WHAT IS ASKED
Set down the whole listing verbatim.

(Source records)
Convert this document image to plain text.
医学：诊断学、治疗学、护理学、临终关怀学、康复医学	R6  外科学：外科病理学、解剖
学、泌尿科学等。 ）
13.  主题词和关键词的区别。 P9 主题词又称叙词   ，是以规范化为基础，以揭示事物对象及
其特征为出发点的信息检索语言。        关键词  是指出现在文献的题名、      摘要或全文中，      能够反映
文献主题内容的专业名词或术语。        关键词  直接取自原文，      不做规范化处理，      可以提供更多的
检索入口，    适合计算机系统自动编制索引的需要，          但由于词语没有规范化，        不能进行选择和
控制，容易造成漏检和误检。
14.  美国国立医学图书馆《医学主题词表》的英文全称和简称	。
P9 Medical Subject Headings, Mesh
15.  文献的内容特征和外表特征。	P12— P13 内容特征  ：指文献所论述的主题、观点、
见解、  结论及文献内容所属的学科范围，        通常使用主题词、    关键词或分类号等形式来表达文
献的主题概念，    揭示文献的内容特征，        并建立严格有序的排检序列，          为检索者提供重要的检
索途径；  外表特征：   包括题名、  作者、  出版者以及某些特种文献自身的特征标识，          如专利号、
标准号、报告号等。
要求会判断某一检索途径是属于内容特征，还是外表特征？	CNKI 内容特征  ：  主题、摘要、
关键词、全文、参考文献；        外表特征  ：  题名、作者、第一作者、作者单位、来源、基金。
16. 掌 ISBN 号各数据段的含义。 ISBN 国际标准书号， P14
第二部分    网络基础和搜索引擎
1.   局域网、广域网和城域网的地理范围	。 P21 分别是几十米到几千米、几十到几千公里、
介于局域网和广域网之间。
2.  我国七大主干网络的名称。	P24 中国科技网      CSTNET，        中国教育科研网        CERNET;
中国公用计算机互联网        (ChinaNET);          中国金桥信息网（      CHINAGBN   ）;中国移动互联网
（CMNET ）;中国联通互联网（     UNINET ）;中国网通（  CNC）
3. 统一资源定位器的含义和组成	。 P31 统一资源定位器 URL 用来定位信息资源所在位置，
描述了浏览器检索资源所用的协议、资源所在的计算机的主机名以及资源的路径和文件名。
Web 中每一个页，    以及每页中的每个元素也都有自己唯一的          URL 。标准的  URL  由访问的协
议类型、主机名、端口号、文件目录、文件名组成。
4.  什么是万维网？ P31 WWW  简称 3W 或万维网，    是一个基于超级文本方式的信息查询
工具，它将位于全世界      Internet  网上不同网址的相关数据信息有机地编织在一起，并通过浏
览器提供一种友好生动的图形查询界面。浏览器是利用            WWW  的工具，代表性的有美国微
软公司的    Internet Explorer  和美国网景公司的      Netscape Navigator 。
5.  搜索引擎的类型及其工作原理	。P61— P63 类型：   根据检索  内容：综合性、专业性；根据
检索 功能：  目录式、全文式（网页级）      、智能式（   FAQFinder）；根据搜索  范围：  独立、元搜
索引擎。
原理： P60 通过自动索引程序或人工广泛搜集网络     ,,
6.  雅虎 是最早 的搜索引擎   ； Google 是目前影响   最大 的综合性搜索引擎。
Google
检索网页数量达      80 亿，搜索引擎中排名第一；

ANSWER TO THE EXERCISE
Convert this document image to plain text.
医学：诊断学、治疗学、护理学、临终关怀学、康复医学	R6  外科学：外科病理学、解剖
学、泌尿科学等。 ）
13.  主题词和关键词的区别。 P9 主题词又称叙词   ，是以规范化为基础，以揭示事物对象及
其特征为出发点的信息检索语言。        关键词  是指出现在文献的题名、      摘要或全文中，      能够反映
文献主题内容的专业名词或术语。        关键词  直接取自原文，      不做规范化处理，      可以提供更多的
检索入口，    适合计算机系统自动编制索引的需要，          但由于词语没有规范化，        不能进行选择和
控制，容易造成漏检和误检。
14.  美国国立医学图书馆《医学主题词表》的英文全称和简称	。
P9 Medical Subject Headings, Mesh
15.  文献的内容特征和外表特征。	P12— P13 内容特征  ：指文献所论述的主题、观点、
见解、  结论及文献内容所属的学科范围，        通常使用主题词、    关键词或分类号等形式来表达文
献的主题概念，    揭示文献的内容特征，        并建立严格有序的排检序列，          为检索者提供重要的检
索途径；  外表特征：   包括题名、  作者、  出版者以及某些特种文献自身的特征标识，          如专利号、
标准号、报告号等。
要求会判断某一检索途径是属于内容特征，还是外表特征？	CNKI 内容特征  ：  主题、摘要、
关键词、全文、参考文献；        外表特征  ：  题名、作者、第一作者、作者单位、来源、基金。
16. 掌 ISBN 号各数据段的含义。 ISBN 国际标准书号， P14
第二部分    网络基础和搜索引擎
1.   局域网、广域网和城域网的地理范围	。 P21 分别是几十米到几千米、几十到几千公里、
介于局域网和广域网之间。
2.  我国七大主干网络的名称。	P24 中国科技网      CSTNET，        中国教育科研网        CERNET;
中国公用计算机互联网        (ChinaNET);          中国金桥信息网（      CHINAGBN   ）;中国移动互联网
（CMNET ）;中国联通互联网（     UNINET ）;中国网通（  CNC）
3. 统一资源定位器的含义和组成	。 P31 统一资源定位器 URL 用来定位信息资源所在位置，
描述了浏览器检索资源所用的协议、资源所在的计算机的主机名以及资源的路径和文件名。
Web 中每一个页，    以及每页中的每个元素也都有自己唯一的          URL 。标准的  URL  由访问的协
议类型、主机名、端口号、文件目录、文件名组成。
4.  什么是万维网？ P31 WWW  简称 3W 或万维网，    是一个基于超级文本方式的信息查询
工具，它将位于全世界      Internet  网上不同网址的相关数据信息有机地编织在一起，并通过浏
览器提供一种友好生动的图形查询界面。浏览器是利用            WWW  的工具，代表性的有美国微
软公司的    Internet Explorer  和美国网景公司的      Netscape Navigator 。
5.  搜索引擎的类型及其工作原理	。P61— P63 类型：   根据检索  内容：综合性、专业性；根据
检索 功能：  目录式、全文式（网页级）      、智能式（   FAQFinder）；根据搜索  范围：  独立、元搜
索引擎。
原理： P60 通过自动索引程序或人工广泛搜集网络     ,,
6.  雅虎 是最早 的搜索引擎   ； Google 是目前影响   最大 的综合性搜索引擎。
Google
检索网页数量达      80 亿，搜索引擎中排名第一；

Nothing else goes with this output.